Reproduce word for word the entries below, from the first line through the line containing "y-tick-label: 11 (35, 576, 46, 587)", with both of those lines included.
>> Begin RAW RECORDS
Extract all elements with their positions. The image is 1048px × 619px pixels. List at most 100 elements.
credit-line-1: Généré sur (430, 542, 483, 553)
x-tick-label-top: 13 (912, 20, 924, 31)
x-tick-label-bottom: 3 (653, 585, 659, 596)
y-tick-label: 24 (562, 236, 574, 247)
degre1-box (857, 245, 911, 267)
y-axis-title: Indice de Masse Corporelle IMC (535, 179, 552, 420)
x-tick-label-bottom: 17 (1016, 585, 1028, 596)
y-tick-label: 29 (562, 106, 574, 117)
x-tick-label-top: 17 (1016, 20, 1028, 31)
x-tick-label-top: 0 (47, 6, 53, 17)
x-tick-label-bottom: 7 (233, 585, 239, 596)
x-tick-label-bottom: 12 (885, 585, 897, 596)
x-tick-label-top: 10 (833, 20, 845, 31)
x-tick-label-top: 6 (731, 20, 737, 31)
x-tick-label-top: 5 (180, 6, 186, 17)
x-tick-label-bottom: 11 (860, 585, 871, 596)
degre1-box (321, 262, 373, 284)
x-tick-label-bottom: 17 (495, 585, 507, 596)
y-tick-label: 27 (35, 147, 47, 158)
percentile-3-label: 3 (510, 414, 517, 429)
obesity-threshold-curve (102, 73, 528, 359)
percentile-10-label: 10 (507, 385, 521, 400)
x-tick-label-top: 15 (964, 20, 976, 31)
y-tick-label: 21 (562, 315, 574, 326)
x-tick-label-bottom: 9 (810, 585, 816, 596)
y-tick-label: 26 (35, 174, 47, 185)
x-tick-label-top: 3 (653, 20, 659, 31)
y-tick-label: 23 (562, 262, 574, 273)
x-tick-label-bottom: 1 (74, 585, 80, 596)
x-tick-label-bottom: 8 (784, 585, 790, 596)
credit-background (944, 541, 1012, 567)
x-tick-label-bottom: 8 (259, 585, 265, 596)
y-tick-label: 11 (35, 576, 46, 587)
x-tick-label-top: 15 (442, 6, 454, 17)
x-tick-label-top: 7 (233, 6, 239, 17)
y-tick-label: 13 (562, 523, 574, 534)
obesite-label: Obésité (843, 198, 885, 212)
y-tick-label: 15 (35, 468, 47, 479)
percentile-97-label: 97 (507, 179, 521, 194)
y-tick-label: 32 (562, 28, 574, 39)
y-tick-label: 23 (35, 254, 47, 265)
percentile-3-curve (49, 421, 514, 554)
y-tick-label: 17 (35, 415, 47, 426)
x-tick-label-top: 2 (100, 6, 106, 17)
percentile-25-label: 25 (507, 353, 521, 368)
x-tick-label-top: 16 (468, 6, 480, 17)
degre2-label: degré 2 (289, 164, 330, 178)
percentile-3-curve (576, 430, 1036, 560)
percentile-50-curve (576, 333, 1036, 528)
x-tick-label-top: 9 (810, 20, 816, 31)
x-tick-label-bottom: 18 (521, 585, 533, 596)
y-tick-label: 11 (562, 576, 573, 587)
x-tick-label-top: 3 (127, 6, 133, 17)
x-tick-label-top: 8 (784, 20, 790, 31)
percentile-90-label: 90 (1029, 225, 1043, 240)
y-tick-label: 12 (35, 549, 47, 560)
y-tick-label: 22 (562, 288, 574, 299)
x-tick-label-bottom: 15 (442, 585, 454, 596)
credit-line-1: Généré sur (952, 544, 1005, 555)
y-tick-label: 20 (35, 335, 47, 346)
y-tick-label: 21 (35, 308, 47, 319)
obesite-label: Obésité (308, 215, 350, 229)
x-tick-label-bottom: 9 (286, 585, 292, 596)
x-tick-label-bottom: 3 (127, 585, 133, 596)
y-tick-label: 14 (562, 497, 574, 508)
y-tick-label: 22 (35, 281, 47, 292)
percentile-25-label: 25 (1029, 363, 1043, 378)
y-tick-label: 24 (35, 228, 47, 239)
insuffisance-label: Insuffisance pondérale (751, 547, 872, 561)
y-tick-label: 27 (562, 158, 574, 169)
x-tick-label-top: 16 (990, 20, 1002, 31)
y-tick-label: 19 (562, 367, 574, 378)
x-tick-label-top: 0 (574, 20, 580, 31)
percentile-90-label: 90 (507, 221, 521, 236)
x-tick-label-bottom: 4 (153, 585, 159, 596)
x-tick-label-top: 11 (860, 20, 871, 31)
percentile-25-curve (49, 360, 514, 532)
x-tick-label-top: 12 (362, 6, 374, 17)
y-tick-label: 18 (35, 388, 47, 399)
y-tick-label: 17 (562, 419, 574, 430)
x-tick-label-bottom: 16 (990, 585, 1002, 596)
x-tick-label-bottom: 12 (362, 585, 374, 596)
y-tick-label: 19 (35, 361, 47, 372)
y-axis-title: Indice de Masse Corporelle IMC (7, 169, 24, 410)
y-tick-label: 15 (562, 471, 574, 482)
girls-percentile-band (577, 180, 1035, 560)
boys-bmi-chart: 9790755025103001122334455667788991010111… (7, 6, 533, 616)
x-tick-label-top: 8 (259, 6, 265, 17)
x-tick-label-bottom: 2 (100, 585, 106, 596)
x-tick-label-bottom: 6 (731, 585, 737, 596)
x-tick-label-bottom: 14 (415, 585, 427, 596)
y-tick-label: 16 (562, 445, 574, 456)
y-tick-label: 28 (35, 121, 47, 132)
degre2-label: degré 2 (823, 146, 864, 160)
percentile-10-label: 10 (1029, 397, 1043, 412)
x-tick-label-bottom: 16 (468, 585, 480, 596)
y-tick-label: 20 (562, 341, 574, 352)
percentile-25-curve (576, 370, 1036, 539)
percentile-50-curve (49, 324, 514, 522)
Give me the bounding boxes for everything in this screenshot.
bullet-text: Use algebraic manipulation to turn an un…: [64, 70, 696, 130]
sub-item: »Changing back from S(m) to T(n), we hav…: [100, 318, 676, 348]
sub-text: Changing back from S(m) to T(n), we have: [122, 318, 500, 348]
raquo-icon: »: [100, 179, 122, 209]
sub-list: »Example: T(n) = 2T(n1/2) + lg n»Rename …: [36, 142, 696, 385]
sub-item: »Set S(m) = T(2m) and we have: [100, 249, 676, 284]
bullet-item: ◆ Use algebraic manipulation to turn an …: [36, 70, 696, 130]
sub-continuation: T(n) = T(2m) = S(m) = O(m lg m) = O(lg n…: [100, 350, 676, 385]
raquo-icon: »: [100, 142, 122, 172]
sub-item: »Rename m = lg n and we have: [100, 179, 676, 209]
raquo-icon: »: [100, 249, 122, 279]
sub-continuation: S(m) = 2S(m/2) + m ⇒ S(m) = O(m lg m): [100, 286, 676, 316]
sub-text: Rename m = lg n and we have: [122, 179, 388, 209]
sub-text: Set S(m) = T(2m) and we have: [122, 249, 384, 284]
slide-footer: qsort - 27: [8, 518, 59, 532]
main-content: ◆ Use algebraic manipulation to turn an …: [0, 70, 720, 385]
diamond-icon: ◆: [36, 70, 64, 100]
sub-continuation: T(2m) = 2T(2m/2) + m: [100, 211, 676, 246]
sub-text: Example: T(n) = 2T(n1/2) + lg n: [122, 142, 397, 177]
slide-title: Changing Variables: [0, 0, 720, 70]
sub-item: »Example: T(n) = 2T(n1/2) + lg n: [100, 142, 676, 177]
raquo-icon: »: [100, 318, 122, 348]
>> End RAW RECORDS
#### RESPONSE
Extract all elements with their positions. The image is 1048px × 619px pixels. List at most 100 elements.
credit-line-1: Généré sur (430, 542, 483, 553)
x-tick-label-top: 13 (912, 20, 924, 31)
x-tick-label-bottom: 3 (653, 585, 659, 596)
y-tick-label: 24 (562, 236, 574, 247)
degre1-box (857, 245, 911, 267)
y-axis-title: Indice de Masse Corporelle IMC (535, 179, 552, 420)
x-tick-label-bottom: 17 (1016, 585, 1028, 596)
y-tick-label: 29 (562, 106, 574, 117)
x-tick-label-top: 17 (1016, 20, 1028, 31)
x-tick-label-top: 0 (47, 6, 53, 17)
x-tick-label-bottom: 7 (233, 585, 239, 596)
x-tick-label-bottom: 12 (885, 585, 897, 596)
x-tick-label-top: 10 (833, 20, 845, 31)
x-tick-label-top: 6 (731, 20, 737, 31)
x-tick-label-top: 5 (180, 6, 186, 17)
x-tick-label-bottom: 11 (860, 585, 871, 596)
degre1-box (321, 262, 373, 284)
x-tick-label-bottom: 17 (495, 585, 507, 596)
y-tick-label: 27 (35, 147, 47, 158)
percentile-3-label: 3 (510, 414, 517, 429)
obesity-threshold-curve (102, 73, 528, 359)
percentile-10-label: 10 (507, 385, 521, 400)
x-tick-label-top: 15 (964, 20, 976, 31)
y-tick-label: 21 (562, 315, 574, 326)
x-tick-label-bottom: 9 (810, 585, 816, 596)
y-tick-label: 26 (35, 174, 47, 185)
x-tick-label-top: 3 (653, 20, 659, 31)
y-tick-label: 23 (562, 262, 574, 273)
x-tick-label-bottom: 1 (74, 585, 80, 596)
x-tick-label-bottom: 8 (784, 585, 790, 596)
credit-background (944, 541, 1012, 567)
x-tick-label-bottom: 8 (259, 585, 265, 596)
y-tick-label: 11 (35, 576, 46, 587)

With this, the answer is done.